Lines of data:
▬▬▬
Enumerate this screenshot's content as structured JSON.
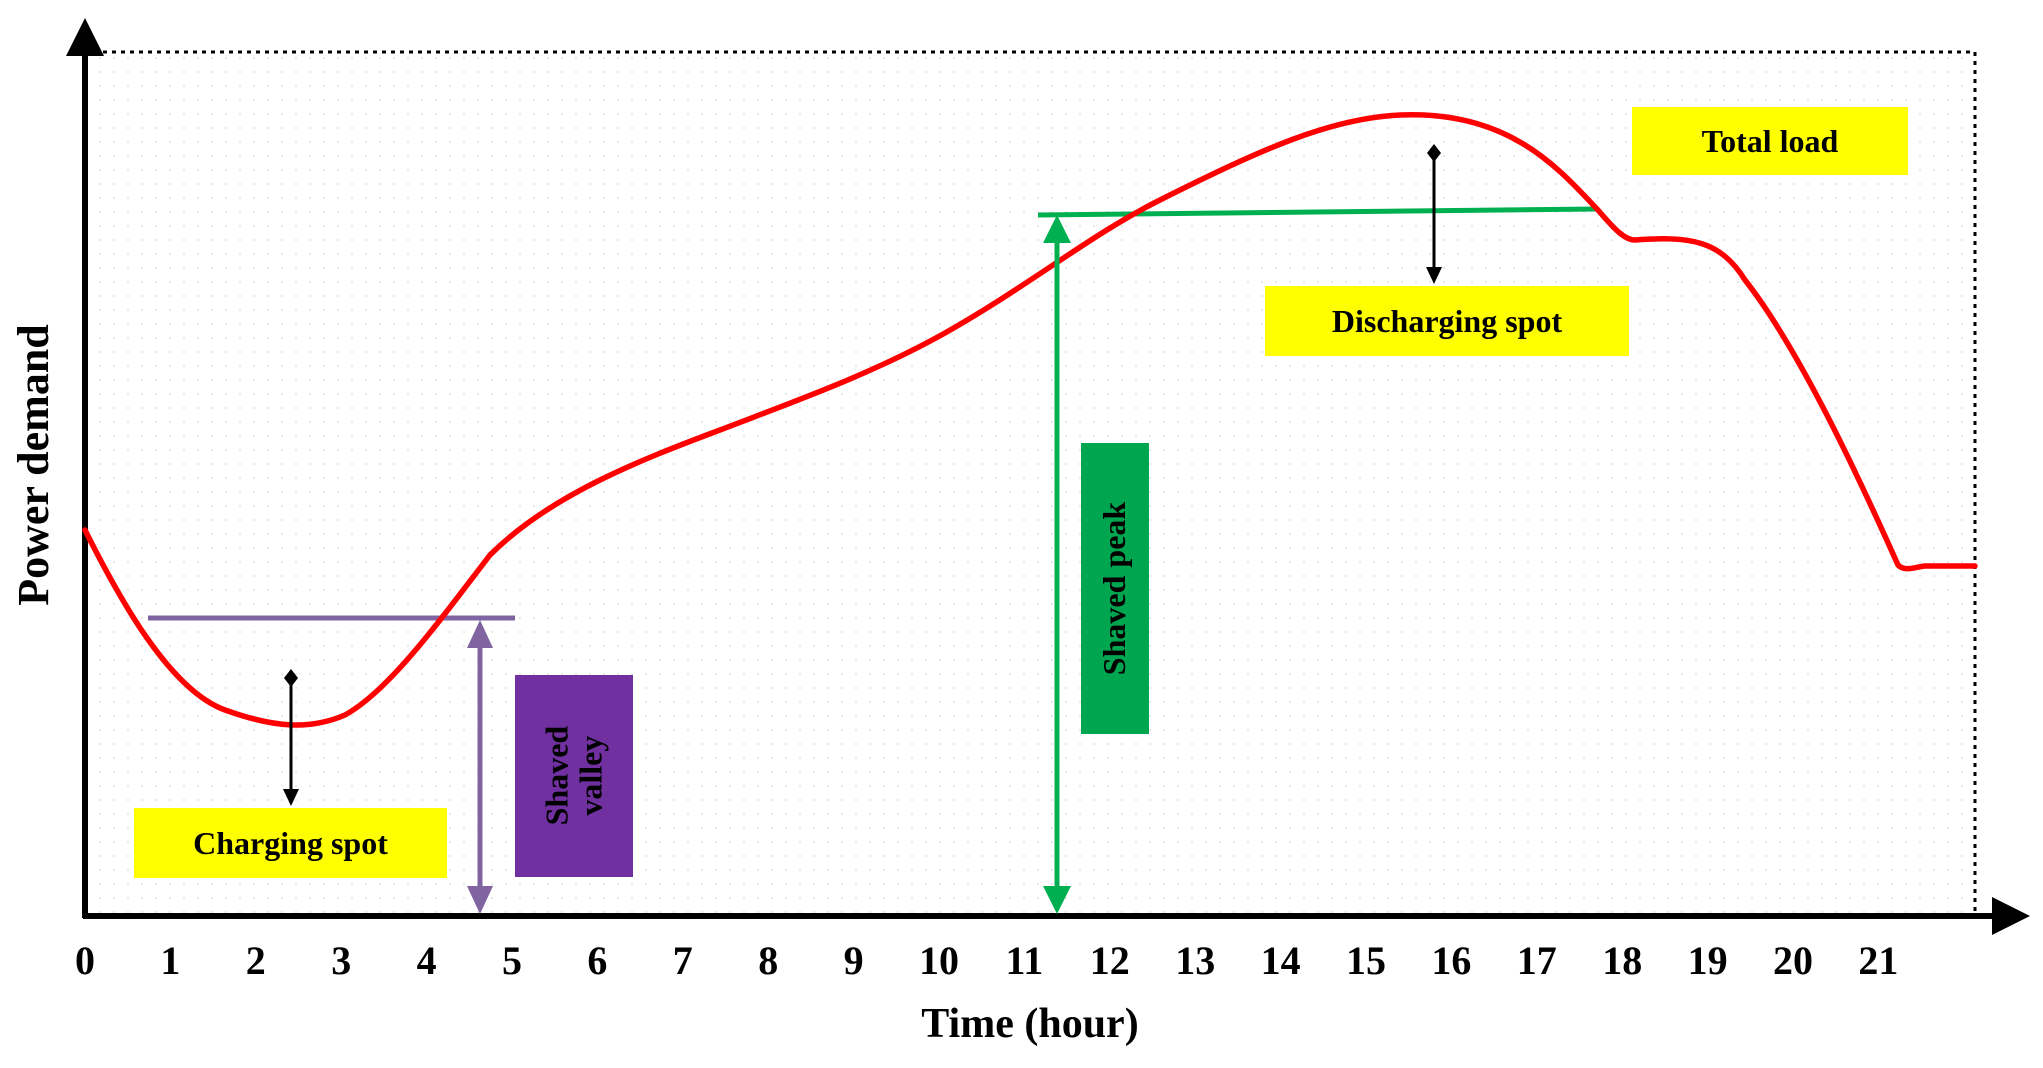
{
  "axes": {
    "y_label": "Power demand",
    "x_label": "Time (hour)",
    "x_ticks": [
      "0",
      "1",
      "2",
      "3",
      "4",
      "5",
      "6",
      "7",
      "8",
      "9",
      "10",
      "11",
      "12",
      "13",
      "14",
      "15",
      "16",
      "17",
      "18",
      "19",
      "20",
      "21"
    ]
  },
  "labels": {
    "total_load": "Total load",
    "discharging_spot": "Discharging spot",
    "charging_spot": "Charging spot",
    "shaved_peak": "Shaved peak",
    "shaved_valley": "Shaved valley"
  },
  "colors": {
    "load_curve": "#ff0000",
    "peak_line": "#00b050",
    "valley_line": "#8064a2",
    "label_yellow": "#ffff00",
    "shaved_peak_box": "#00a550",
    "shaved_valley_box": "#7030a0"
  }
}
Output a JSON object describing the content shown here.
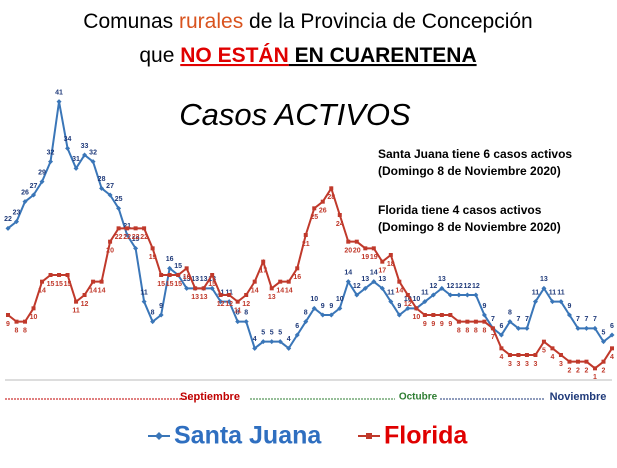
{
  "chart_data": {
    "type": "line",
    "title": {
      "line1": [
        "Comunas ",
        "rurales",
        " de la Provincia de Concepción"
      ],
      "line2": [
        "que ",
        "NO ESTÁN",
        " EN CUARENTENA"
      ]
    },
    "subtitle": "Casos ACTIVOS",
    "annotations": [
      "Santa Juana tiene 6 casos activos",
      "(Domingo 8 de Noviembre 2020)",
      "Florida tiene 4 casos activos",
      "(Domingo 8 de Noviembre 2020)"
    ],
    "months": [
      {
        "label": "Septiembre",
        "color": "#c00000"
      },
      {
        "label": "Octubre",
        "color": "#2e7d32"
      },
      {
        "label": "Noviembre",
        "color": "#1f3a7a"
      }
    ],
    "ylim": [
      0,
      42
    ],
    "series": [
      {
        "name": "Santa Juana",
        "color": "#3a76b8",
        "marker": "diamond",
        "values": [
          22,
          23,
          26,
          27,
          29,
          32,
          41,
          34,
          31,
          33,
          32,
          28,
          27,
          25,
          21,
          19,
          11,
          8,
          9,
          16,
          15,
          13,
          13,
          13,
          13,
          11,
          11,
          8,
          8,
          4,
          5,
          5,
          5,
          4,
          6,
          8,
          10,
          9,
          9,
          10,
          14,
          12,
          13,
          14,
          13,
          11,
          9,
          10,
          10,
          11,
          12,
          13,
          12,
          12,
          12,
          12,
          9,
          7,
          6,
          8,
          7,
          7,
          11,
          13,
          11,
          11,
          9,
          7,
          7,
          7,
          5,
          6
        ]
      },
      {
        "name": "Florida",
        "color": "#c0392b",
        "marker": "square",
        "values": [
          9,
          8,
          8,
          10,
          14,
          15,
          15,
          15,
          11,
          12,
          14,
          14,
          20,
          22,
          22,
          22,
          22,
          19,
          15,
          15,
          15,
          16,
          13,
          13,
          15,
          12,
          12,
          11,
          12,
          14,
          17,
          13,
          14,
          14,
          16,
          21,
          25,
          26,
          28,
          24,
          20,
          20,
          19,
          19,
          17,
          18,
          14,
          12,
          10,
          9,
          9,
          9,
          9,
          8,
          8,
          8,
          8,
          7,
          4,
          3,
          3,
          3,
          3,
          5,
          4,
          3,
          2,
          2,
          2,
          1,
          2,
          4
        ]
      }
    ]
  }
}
▬▬▬
From the listing above, collect each line in which the string "JSON" appears.

- EXERCISE RESPONSE
Enumerate this screenshot's content as structured JSON.
Output a JSON object describing the content shown here.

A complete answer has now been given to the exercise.